▶ AIM: Each line that follows should be printed again exactly as it stands.

▶ MATERIAL FOR THIS EXERCISE:
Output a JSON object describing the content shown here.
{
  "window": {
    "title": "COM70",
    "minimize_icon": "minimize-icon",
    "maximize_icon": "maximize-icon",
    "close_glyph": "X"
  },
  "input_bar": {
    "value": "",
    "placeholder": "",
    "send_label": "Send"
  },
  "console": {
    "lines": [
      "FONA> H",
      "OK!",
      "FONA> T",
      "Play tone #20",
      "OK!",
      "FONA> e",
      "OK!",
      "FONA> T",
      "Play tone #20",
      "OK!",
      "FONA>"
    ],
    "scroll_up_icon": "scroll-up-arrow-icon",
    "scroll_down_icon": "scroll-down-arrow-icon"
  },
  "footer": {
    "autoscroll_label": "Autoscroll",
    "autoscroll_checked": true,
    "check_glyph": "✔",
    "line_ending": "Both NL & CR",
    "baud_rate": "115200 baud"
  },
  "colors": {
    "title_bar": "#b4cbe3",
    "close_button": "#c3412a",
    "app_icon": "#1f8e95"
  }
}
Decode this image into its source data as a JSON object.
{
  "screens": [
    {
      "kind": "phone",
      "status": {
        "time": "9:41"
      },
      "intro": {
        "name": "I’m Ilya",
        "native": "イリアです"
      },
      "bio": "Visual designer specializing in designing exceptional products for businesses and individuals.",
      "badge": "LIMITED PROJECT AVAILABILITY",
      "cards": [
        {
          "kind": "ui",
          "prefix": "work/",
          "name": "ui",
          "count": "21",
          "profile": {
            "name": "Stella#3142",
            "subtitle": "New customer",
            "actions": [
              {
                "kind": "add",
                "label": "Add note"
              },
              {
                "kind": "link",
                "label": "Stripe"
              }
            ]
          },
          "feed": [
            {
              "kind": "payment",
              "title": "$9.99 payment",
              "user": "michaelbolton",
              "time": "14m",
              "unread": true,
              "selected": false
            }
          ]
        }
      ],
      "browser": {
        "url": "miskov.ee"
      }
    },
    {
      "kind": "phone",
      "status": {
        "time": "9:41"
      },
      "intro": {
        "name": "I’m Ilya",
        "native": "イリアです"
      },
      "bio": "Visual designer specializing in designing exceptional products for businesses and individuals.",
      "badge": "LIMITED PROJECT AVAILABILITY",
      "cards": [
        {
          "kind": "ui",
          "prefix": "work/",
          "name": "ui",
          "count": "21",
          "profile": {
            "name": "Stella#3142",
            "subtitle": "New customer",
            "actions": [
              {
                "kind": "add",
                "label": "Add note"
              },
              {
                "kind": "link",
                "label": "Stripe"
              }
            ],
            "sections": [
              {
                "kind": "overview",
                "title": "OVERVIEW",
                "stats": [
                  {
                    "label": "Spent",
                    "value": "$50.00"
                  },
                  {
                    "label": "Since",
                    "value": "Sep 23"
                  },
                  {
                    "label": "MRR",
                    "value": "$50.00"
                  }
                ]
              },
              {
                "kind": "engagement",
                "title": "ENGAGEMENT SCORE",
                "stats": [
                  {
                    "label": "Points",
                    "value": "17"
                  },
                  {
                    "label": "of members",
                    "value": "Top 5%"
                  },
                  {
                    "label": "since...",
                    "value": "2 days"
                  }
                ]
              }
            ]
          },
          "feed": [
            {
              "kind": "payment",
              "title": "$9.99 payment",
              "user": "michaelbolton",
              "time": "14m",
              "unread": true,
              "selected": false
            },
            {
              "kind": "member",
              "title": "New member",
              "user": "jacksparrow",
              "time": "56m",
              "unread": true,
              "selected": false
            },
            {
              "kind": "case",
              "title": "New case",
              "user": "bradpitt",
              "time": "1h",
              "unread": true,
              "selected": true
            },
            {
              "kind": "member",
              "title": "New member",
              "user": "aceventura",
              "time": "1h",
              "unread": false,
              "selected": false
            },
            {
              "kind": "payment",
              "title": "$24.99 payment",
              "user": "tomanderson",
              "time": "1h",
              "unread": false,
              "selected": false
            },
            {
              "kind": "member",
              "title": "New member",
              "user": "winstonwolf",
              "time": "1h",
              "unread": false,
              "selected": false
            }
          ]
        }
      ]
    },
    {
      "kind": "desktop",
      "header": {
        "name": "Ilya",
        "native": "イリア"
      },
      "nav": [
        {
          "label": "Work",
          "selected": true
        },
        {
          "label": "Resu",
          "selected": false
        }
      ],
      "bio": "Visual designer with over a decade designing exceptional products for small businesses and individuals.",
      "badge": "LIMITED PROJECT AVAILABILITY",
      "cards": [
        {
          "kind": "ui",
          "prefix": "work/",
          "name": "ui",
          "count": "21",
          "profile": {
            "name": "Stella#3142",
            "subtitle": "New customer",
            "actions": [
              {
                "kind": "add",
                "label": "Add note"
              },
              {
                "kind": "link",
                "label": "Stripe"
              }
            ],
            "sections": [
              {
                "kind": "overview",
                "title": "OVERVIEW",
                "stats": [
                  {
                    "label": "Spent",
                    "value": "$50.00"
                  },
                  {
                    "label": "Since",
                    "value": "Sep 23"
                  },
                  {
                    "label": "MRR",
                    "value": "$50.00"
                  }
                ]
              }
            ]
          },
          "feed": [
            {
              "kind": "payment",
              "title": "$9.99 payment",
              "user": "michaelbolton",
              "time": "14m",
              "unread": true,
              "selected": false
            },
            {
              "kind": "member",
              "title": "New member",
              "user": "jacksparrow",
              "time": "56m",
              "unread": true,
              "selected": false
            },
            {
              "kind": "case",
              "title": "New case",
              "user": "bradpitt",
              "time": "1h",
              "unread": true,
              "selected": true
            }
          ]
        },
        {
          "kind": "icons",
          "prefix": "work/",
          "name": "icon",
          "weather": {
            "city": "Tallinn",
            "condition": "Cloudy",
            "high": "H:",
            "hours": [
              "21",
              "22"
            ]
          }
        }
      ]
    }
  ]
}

▶ ANSWER BELOW:
Output a JSON object describing the content shown here.
{
  "window": {
    "title": "COM70",
    "minimize_icon": "minimize-icon",
    "maximize_icon": "maximize-icon",
    "close_glyph": "X"
  },
  "input_bar": {
    "value": "",
    "placeholder": "",
    "send_label": "Send"
  },
  "console": {
    "lines": [
      "FONA> H",
      "OK!",
      "FONA> T",
      "Play tone #20",
      "OK!",
      "FONA> e",
      "OK!",
      "FONA> T",
      "Play tone #20",
      "OK!",
      "FONA>"
    ],
    "scroll_up_icon": "scroll-up-arrow-icon",
    "scroll_down_icon": "scroll-down-arrow-icon"
  },
  "footer": {
    "autoscroll_label": "Autoscroll",
    "autoscroll_checked": true,
    "check_glyph": "✔",
    "line_ending": "Both NL & CR",
    "baud_rate": "115200 baud"
  },
  "colors": {
    "title_bar": "#b4cbe3",
    "close_button": "#c3412a",
    "app_icon": "#1f8e95"
  }
}
Decode this image into its source data as a JSON object.
{
  "screens": [
    {
      "kind": "phone",
      "status": {
        "time": "9:41"
      },
      "intro": {
        "name": "I’m Ilya",
        "native": "イリアです"
      },
      "bio": "Visual designer specializing in designing exceptional products for businesses and individuals.",
      "badge": "LIMITED PROJECT AVAILABILITY",
      "cards": [
        {
          "kind": "ui",
          "prefix": "work/",
          "name": "ui",
          "count": "21",
          "profile": {
            "name": "Stella#3142",
            "subtitle": "New customer",
            "actions": [
              {
                "kind": "add",
                "label": "Add note"
              },
              {
                "kind": "link",
                "label": "Stripe"
              }
            ]
          },
          "feed": [
            {
              "kind": "payment",
              "title": "$9.99 payment",
              "user": "michaelbolton",
              "time": "14m",
              "unread": true,
              "selected": false
            }
          ]
        }
      ],
      "browser": {
        "url": "miskov.ee"
      }
    },
    {
      "kind": "phone",
      "status": {
        "time": "9:41"
      },
      "intro": {
        "name": "I’m Ilya",
        "native": "イリアです"
      },
      "bio": "Visual designer specializing in designing exceptional products for businesses and individuals.",
      "badge": "LIMITED PROJECT AVAILABILITY",
      "cards": [
        {
          "kind": "ui",
          "prefix": "work/",
          "name": "ui",
          "count": "21",
          "profile": {
            "name": "Stella#3142",
            "subtitle": "New customer",
            "actions": [
              {
                "kind": "add",
                "label": "Add note"
              },
              {
                "kind": "link",
                "label": "Stripe"
              }
            ],
            "sections": [
              {
                "kind": "overview",
                "title": "OVERVIEW",
                "stats": [
                  {
                    "label": "Spent",
                    "value": "$50.00"
                  },
                  {
                    "label": "Since",
                    "value": "Sep 23"
                  },
                  {
                    "label": "MRR",
                    "value": "$50.00"
                  }
                ]
              },
              {
                "kind": "engagement",
                "title": "ENGAGEMENT SCORE",
                "stats": [
                  {
                    "label": "Points",
                    "value": "17"
                  },
                  {
                    "label": "of members",
                    "value": "Top 5%"
                  },
                  {
                    "label": "since...",
                    "value": "2 days"
                  }
                ]
              }
            ]
          },
          "feed": [
            {
              "kind": "payment",
              "title": "$9.99 payment",
              "user": "michaelbolton",
              "time": "14m",
              "unread": true,
              "selected": false
            },
            {
              "kind": "member",
              "title": "New member",
              "user": "jacksparrow",
              "time": "56m",
              "unread": true,
              "selected": false
            },
            {
              "kind": "case",
              "title": "New case",
              "user": "bradpitt",
              "time": "1h",
              "unread": true,
              "selected": true
            },
            {
              "kind": "member",
              "title": "New member",
              "user": "aceventura",
              "time": "1h",
              "unread": false,
              "selected": false
            },
            {
              "kind": "payment",
              "title": "$24.99 payment",
              "user": "tomanderson",
              "time": "1h",
              "unread": false,
              "selected": false
            },
            {
              "kind": "member",
              "title": "New member",
              "user": "winstonwolf",
              "time": "1h",
              "unread": false,
              "selected": false
            }
          ]
        }
      ]
    },
    {
      "kind": "desktop",
      "header": {
        "name": "Ilya",
        "native": "イリア"
      },
      "nav": [
        {
          "label": "Work",
          "selected": true
        },
        {
          "label": "Resu",
          "selected": false
        }
      ],
      "bio": "Visual designer with over a decade designing exceptional products for small businesses and individuals.",
      "badge": "LIMITED PROJECT AVAILABILITY",
      "cards": [
        {
          "kind": "ui",
          "prefix": "work/",
          "name": "ui",
          "count": "21",
          "profile": {
            "name": "Stella#3142",
            "subtitle": "New customer",
            "actions": [
              {
                "kind": "add",
                "label": "Add note"
              },
              {
                "kind": "link",
                "label": "Stripe"
              }
            ],
            "sections": [
              {
                "kind": "overview",
                "title": "OVERVIEW",
                "stats": [
                  {
                    "label": "Spent",
                    "value": "$50.00"
                  },
                  {
                    "label": "Since",
                    "value": "Sep 23"
                  },
                  {
                    "label": "MRR",
                    "value": "$50.00"
                  }
                ]
              }
            ]
          },
          "feed": [
            {
              "kind": "payment",
              "title": "$9.99 payment",
              "user": "michaelbolton",
              "time": "14m",
              "unread": true,
              "selected": false
            },
            {
              "kind": "member",
              "title": "New member",
              "user": "jacksparrow",
              "time": "56m",
              "unread": true,
              "selected": false
            },
            {
              "kind": "case",
              "title": "New case",
              "user": "bradpitt",
              "time": "1h",
              "unread": true,
              "selected": true
            }
          ]
        },
        {
          "kind": "icons",
          "prefix": "work/",
          "name": "icon",
          "weather": {
            "city": "Tallinn",
            "condition": "Cloudy",
            "high": "H:",
            "hours": [
              "21",
              "22"
            ]
          }
        }
      ]
    }
  ]
}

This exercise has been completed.